Text section:
>> START

As with the others, thank a bunch for the reply, I really appreciate the feedback here!


----------



## philipraposo1982 (Mar 6, 2014)

Here are some problems I see.

Phosgaurd and low phosphates. I know your way too low because of 2 things. Poor growth and gsa. Both point to low phosphates. Low phosphates can create a barrier which doesn't allow plants to absorb other nutrients.

Low potassium is another problem. The holes in the foliage suggest low potassium. 

Your light is not ideal. 6500-6700k seem to be best for planted tanks.

Not doing regular water changes with a new tank is a bad thing. Its not a great thing even with established tanks. Changing the water replenishes the minerals that are essential to life, with hard water like yours you will have ample supply.

Over dosing doesn't lead to algae. Under dosing does. I too have a 75g and I don't run co2 or excel. My light is 10hours a day (finnex planted plus) which is 21" above the substrate. I have a healthy stock so I don't dose kno3 because nitrates are high enough due to fish waste. I dose 1 tsp k2so4 and 1/2 tsp k2hpo4 and 1/2 tsp planted csm+b weekly. 

I have zero algae and amazing growth. I don't check water parameters but I know if I dose less then this I start seeing plant deficiencies. Weekly water changes are a big part of my success. My tank is almost 5 months old.


----------



## dtopdawgie (Mar 28, 2014)

philipraposo1982, thanks for the reply and picture. Nice looking tank!

I'm planning on removing the phosguard and doing a water change tonight. However, the more I do change the water, the higher the Kh goes (without adding the water softner pillow which I'm tired of messing with), and raises the Ph. I'm concerned about having a high Ph for the fish, specifically the Pink Tailed Chalesus and my clown loach since they like around 7.0 and are my favorite fish.

What kind of Kh, Gh, and Ph do you guys maintain?

I'm a little confused on the reaction of several of you on my build my led lights. Cara from BML recommended the 10k planted if I was going to go with one light, and if I went High Tech add their 63k dutch planted for a second light. 


I was thinking of dosing like this:

2.5 ml (1/4 dose per the bottle instructions) of Flourish Comprehensive Saturday and Wednesday (for 1/2 total dose per the instructions on the bottle)
10ml (full dose per the bottle instructions) of excel daily
5 ml (for 30 gallons of water per the bottle instructions) of potassium daily
I have flourish iron but the comments seem to suggest my flourite is providing enough iron - so I may stop dosing iron.
My nitrates are slowly going up since I don't have a huge plant load so I don't think I need to dose any for now.
 What do you think?


----------



## Raymond S. (Dec 29, 2012)

Some specialty shops may use RO water in their tanks but most pet shops don't.
So if you live in an aria which uses the same water supply as the pet shops do you already have the water the fish are used to.
Dry ferts will cost much less in the long run. You might even copy what is being used
by philipraposo1982 and start from there as you have a noticably low amount of plants which can't use that much ferts yet. As this increases you can increase the ferts as well.


----------



## dtopdawgie (Mar 28, 2014)

>> END

Extracted material:
>> START

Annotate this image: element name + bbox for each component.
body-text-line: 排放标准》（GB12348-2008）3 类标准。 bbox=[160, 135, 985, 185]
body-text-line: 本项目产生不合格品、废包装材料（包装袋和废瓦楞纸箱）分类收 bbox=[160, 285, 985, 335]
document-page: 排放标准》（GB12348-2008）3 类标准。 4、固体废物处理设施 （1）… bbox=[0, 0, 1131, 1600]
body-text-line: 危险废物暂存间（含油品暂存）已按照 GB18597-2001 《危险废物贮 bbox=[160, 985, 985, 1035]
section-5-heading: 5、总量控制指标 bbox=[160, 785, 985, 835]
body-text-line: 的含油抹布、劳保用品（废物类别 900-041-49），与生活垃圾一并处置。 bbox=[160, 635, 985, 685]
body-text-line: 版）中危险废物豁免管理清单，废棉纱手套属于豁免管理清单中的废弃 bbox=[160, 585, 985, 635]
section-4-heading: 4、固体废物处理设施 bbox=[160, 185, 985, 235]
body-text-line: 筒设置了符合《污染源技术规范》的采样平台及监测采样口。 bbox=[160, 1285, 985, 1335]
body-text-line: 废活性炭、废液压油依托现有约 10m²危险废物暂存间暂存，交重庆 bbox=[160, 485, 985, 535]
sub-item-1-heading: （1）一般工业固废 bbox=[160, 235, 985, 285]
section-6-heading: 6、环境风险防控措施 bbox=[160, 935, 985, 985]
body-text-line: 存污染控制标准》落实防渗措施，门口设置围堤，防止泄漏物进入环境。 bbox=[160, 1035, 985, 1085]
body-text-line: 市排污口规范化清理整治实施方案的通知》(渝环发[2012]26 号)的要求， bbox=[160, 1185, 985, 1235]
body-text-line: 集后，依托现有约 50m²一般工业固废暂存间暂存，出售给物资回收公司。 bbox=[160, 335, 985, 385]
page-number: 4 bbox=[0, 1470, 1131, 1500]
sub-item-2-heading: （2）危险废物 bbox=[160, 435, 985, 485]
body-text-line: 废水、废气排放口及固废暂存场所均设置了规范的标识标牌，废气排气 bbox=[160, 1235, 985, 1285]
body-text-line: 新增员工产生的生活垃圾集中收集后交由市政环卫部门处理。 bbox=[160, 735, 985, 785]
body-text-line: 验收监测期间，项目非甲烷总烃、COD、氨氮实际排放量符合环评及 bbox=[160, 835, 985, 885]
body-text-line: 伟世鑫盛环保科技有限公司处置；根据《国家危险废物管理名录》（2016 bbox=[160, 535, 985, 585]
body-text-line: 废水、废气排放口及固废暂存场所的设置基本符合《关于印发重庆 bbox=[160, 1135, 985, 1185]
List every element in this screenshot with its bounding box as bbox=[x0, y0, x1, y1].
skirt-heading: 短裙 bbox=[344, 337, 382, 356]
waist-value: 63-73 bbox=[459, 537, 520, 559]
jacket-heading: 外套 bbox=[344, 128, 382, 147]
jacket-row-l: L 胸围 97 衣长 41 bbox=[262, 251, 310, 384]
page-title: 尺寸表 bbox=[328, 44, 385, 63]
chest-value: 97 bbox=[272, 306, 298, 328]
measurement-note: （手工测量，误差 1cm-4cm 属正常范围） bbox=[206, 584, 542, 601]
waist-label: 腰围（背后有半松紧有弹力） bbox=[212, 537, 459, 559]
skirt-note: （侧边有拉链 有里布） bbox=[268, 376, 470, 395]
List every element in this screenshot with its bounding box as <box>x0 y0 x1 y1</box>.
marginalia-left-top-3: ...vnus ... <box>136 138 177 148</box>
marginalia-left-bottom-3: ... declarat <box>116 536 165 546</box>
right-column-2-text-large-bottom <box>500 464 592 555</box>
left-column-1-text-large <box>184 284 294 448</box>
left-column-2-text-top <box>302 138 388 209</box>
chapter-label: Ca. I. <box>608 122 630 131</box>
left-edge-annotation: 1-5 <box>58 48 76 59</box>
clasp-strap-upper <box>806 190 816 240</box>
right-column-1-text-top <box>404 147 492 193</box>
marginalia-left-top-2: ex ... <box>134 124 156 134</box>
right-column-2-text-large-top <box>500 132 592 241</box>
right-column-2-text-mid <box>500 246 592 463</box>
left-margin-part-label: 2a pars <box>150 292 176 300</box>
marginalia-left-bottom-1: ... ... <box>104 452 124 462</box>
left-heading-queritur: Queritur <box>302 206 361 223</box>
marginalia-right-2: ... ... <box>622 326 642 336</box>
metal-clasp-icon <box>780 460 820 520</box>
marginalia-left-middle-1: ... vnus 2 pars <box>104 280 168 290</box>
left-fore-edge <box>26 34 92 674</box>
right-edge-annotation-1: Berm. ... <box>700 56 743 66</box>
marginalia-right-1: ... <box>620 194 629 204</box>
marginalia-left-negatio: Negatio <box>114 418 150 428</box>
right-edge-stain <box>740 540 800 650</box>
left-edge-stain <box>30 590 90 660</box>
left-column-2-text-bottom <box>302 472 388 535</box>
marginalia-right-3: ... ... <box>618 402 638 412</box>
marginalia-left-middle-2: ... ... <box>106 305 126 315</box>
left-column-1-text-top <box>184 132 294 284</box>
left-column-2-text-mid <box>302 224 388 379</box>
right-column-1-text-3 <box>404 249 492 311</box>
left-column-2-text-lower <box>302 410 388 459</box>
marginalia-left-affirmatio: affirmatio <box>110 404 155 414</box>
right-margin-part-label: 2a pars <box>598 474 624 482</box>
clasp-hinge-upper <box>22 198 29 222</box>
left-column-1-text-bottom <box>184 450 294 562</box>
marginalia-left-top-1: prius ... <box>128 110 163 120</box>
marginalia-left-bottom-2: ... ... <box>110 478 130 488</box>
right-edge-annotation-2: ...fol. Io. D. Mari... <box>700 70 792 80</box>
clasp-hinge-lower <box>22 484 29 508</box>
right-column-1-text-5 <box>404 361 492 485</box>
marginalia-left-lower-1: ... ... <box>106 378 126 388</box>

>> END

Stated problem 1: Translate this sentence from the aquarium forum thread into Spanish: "Weekly water changes are a big part of my success."
Stated problem 2: Please write the next post in the aquarium forum thread, picking up right after its final line.
The items have nothing to do with the aquarium forum thread.

Reply 1: Los cambios de agua semanales son una gran parte de mi éxito.

Reply 2:
Raymond S,

I was just crusing around the form looking at peoples tanks and questions, and noticed my tank is super low on plants. I came back here to ask, and you had already posted about it, haha! I've read it's easier to maintain a balance with more plants, but my wife doesn't want a "jungle" (no offense to anyone here, i like a heavier planted tank). So, with the lower amount of plants I have, does my dosing idea seem ok or should I tone it back some? I see philipraposo1982 has about 3 times the plant mass I do, should I cut his dosing in 1/3 and try it?

I seem to be able to tell a difference in the swords in the sump going from yellowish to greener when I add small amounts of K on along with a full dose of excel daily.

I was also reading that the directions on the flourish bottles are for low light tanks, I'm shooting for medium light and excel tank, so should I adjust anything based on that?

Thank you for posting so many helpful things guys! Maybe one day, I'll be able to help out someone struggling


----------



## philipraposo1982 (Mar 6, 2014)

Move to dry ferts as suggested will be a huge savings and more tweakable.

Your dosing is clearly insufficient at this time because your plants are not doing good. You should aim to dose similar to me but maybe dose a little less. Like instead of 1/2 you could dose a 1/4 ect.

The idea is to supply more than enough ferts. So long as you nitrates aren't 30+ ppm you shouldn't worry too much. You would need to dose a TON of dry ferts to do damage to fish and plants. I know many people who dose 2-4x more than ei recommends and still are good.


The reason your getting the feedback you are about your like is because its not the correct spectrum or ideal.

Flourish comp is only.micros nutrients and I would do 2 caps a week. Aim for a few days apart between each capful. Keep upping your potassium over the next month.until you don't see pinhole in any of your plants. Also ensure you have 2-5ppm phosphates. I think if you do this you will see imporvment.

As for root tabs I would suggest 1 per 3-5square inches. Replace every 4-5months

Your tap pH is not a huge issue. The bigger issues is the constant fluctuation in pH. If you keep up on pwcs and slowly get your tank to match your tank you and your fish will be much happier.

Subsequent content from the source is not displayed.